WHAT THE TASK ASKS | Which lines in the records contain the word "concentration"? Pick them out and copy each one in full.

DATASET |
::::

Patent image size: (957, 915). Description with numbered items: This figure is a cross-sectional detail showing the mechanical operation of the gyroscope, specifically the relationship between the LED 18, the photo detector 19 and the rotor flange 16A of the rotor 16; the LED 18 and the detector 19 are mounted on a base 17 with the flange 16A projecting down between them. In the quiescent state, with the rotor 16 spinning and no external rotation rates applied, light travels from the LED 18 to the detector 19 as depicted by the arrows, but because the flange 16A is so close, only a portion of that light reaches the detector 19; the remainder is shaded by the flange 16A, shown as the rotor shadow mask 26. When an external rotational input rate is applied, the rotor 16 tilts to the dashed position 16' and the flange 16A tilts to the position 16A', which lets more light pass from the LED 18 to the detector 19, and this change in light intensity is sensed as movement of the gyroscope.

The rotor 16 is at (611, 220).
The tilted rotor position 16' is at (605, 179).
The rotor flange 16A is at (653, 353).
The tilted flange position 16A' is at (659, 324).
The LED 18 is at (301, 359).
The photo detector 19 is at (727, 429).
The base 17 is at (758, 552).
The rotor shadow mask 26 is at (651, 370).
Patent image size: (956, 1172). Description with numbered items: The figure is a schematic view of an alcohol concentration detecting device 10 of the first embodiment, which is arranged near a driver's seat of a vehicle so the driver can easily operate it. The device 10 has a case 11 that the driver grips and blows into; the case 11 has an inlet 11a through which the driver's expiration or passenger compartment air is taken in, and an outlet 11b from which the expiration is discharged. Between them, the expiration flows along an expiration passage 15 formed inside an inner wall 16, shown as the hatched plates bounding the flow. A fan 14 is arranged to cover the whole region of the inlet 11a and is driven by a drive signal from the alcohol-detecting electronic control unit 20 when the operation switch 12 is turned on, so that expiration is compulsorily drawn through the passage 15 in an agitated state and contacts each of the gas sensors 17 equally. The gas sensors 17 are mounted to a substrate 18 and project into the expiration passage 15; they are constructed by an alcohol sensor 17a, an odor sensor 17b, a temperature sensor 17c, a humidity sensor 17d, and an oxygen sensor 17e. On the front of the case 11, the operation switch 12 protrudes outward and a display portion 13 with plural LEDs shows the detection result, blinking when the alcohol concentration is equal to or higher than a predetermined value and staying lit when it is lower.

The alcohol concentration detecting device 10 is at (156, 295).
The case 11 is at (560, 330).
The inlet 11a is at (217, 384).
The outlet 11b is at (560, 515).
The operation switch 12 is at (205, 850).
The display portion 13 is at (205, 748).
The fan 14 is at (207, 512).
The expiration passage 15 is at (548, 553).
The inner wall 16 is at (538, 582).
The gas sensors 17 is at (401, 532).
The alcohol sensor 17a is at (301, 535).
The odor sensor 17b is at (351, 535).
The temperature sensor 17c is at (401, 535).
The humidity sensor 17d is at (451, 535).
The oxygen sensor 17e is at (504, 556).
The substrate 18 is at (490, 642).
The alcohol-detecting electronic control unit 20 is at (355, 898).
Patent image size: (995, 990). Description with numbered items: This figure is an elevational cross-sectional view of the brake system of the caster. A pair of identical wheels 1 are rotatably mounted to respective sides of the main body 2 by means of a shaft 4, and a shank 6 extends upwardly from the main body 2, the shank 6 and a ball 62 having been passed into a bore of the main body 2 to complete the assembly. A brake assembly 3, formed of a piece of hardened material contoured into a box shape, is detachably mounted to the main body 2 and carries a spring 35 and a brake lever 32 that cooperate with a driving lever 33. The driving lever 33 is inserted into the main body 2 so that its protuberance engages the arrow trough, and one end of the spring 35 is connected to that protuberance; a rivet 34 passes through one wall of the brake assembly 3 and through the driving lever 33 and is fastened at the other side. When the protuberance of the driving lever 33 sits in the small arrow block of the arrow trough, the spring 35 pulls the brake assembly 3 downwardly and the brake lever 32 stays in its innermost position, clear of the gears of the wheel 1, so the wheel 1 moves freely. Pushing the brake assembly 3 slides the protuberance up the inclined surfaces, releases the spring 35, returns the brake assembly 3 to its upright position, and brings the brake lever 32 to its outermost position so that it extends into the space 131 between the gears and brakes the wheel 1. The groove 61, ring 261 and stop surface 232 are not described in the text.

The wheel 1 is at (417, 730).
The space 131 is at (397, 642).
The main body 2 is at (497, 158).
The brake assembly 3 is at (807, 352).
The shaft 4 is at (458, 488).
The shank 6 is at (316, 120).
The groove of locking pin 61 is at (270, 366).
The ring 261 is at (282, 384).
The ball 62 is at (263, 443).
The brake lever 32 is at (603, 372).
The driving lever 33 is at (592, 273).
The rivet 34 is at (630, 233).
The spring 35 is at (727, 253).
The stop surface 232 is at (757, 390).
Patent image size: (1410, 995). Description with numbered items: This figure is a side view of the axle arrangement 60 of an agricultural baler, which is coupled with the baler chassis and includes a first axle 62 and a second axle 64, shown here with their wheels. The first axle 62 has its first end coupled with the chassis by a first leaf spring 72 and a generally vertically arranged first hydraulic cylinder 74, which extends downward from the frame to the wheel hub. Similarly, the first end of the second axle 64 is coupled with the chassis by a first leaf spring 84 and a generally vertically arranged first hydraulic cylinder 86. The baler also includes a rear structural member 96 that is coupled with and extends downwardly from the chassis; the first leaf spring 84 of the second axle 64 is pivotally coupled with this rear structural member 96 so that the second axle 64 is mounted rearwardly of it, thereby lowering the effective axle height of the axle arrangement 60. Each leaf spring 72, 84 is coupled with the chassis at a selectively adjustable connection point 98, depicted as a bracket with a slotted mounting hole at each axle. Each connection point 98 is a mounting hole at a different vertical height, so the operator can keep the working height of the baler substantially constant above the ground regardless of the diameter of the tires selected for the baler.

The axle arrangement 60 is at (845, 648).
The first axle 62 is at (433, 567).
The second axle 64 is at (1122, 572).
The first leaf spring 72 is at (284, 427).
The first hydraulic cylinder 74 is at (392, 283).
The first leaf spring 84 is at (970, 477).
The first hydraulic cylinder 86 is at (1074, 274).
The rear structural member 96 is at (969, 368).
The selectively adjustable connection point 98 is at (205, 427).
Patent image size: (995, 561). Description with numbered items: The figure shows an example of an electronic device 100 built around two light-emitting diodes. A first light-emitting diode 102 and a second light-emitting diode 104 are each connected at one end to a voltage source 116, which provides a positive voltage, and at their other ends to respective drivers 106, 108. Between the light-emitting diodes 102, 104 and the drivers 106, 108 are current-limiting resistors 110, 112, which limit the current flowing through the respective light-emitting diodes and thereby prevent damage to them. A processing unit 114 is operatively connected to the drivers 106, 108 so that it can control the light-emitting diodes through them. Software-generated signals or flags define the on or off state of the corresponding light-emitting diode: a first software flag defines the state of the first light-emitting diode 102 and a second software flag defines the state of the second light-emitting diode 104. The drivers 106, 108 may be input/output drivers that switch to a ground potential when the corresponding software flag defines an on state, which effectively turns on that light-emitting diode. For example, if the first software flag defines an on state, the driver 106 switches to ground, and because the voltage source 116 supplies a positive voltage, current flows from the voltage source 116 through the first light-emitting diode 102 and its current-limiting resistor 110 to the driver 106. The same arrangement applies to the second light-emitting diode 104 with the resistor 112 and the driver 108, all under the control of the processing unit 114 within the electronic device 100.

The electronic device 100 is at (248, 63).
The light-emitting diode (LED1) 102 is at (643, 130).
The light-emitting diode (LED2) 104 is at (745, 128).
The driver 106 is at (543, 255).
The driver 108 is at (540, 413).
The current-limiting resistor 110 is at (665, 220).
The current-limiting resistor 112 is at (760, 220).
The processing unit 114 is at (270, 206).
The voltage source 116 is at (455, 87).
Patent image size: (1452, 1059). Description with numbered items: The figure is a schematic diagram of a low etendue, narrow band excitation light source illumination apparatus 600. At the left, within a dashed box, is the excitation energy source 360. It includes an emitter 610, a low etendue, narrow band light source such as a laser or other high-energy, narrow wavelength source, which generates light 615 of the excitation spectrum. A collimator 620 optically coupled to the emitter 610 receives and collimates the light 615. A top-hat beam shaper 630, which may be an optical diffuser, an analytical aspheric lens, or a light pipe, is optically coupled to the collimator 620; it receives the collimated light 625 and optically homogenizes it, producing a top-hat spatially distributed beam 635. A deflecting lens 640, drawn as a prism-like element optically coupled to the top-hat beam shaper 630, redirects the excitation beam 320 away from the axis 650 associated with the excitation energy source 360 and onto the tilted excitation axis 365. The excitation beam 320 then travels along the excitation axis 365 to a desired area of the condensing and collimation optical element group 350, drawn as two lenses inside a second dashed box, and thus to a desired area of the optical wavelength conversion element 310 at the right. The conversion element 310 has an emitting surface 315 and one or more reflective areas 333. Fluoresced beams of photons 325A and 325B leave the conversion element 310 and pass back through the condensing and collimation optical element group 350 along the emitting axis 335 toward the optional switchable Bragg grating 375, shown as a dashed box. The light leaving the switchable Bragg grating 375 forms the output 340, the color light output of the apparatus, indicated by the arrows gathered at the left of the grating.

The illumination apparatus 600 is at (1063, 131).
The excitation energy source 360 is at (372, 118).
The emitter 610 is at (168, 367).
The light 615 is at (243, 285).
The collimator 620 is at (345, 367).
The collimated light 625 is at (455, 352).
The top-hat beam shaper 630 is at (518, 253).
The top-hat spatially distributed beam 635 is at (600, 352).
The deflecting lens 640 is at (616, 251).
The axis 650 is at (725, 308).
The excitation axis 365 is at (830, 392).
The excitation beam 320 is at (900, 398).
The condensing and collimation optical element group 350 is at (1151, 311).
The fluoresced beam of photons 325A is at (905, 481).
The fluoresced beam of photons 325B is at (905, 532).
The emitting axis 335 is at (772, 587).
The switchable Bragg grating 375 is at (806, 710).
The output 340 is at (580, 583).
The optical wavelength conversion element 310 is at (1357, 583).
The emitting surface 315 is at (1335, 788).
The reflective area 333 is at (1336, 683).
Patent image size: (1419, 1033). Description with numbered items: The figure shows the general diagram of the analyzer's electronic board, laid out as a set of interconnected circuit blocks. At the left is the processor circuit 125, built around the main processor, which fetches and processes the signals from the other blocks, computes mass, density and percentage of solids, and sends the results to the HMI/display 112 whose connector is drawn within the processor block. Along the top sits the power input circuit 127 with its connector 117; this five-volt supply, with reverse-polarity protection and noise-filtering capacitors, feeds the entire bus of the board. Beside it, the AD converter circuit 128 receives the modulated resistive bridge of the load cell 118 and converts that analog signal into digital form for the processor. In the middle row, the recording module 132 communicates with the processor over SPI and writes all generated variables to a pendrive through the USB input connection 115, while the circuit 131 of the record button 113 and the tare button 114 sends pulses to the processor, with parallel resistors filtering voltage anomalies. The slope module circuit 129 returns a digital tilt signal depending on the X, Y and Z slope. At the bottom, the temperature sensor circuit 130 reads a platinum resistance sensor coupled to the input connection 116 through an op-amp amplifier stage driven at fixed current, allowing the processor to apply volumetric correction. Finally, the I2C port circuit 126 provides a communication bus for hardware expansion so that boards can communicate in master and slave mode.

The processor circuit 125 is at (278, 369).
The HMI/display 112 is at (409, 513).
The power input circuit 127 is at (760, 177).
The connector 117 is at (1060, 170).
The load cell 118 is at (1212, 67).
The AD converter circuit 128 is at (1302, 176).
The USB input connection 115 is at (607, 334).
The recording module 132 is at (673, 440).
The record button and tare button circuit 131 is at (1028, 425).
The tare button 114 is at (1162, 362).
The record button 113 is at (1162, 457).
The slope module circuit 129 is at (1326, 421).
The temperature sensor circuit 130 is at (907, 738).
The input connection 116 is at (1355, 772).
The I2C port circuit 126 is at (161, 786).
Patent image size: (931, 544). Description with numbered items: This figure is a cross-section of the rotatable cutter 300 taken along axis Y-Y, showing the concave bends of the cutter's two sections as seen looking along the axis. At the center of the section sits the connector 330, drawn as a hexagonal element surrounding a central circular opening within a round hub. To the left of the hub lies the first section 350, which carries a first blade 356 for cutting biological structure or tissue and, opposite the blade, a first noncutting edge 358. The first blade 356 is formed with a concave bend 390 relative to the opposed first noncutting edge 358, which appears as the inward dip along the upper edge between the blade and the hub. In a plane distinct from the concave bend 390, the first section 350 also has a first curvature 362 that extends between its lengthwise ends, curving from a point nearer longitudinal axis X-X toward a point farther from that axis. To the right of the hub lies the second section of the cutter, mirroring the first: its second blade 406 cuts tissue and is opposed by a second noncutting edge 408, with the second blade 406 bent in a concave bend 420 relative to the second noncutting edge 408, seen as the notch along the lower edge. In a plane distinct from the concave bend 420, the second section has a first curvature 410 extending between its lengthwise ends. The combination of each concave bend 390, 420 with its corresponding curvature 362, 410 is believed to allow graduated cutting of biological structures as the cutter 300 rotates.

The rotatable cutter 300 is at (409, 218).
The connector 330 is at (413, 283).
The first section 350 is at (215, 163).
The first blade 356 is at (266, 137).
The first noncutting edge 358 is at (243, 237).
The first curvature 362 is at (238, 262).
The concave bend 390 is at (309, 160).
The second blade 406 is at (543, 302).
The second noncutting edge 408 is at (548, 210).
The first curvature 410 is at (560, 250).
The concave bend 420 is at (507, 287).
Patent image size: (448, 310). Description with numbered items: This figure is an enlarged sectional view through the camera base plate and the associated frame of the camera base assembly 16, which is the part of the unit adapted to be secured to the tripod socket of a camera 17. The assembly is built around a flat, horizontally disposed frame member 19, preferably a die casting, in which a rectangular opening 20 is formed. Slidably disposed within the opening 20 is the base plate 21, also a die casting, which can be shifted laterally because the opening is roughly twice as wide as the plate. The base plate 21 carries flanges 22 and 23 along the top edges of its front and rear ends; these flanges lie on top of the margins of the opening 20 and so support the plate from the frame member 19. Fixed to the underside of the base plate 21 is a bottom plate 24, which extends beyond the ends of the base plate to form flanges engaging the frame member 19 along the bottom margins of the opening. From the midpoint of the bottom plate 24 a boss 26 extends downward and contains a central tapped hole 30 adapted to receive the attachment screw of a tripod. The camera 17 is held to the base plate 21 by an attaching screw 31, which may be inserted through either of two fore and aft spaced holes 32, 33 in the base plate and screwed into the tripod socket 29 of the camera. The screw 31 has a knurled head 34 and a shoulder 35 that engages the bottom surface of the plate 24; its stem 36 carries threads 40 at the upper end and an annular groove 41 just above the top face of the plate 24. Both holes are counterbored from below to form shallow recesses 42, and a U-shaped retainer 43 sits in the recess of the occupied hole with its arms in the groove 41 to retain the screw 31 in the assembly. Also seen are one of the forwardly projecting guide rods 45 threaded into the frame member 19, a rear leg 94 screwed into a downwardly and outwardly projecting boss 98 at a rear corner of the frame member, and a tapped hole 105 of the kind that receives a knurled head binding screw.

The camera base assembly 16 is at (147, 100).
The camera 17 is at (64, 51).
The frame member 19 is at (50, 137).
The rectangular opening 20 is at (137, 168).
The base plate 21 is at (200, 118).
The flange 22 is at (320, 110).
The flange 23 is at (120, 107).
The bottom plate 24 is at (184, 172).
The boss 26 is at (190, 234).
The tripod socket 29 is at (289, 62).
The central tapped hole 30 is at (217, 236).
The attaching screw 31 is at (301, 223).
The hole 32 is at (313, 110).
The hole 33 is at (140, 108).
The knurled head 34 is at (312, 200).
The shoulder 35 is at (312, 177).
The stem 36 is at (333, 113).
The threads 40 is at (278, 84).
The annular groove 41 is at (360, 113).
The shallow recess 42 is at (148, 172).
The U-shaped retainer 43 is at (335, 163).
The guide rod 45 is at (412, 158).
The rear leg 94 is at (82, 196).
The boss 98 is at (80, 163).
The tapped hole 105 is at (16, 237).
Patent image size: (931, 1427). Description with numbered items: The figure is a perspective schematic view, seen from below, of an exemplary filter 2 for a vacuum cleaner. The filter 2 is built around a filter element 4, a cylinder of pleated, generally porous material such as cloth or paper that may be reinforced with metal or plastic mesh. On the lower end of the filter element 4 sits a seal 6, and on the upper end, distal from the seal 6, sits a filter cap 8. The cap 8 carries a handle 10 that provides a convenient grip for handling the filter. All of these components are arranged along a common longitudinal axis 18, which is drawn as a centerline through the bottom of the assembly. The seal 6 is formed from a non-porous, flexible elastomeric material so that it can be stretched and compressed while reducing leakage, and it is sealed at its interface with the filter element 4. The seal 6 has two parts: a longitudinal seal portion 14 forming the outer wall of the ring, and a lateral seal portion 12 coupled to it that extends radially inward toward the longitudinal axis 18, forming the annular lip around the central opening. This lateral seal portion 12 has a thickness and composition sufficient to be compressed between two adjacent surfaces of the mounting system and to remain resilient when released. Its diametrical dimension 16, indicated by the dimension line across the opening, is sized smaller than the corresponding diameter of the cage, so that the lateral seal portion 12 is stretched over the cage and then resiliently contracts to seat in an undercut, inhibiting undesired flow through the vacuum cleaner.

::::

RESULT FOR THIS TASK |
Patent image size: (956, 1172). Description with numbered items: The figure is a schematic view of an alcohol concentration detecting device 10 of the first embodiment, which is arranged near a driver's seat of a vehicle so the driver can easily operate it. The device 10 has a case 11 that the driver grips and blows into; the case 11 has an inlet 11a through which the driver's expiration or passenger compartment air is taken in, and an outlet 11b from which the expiration is discharged. Between them, the expiration flows along an expiration passage 15 formed inside an inner wall 16, shown as the hatched plates bounding the flow. A fan 14 is arranged to cover the whole region of the inlet 11a and is driven by a drive signal from the alcohol-detecting electronic control unit 20 when the operation switch 12 is turned on, so that expiration is compulsorily drawn through the passage 15 in an agitated state and contacts each of the gas sensors 17 equally. The gas sensors 17 are mounted to a substrate 18 and project into the expiration passage 15; they are constructed by an alcohol sensor 17a, an odor sensor 17b, a temperature sensor 17c, a humidity sensor 17d, and an oxygen sensor 17e. On the front of the case 11, the operation switch 12 protrudes outward and a display portion 13 with plural LEDs shows the detection result, blinking when the alcohol concentration is equal to or higher than a predetermined value and staying lit when it is lower.
The alcohol concentration detecting device 10 is at (156, 295).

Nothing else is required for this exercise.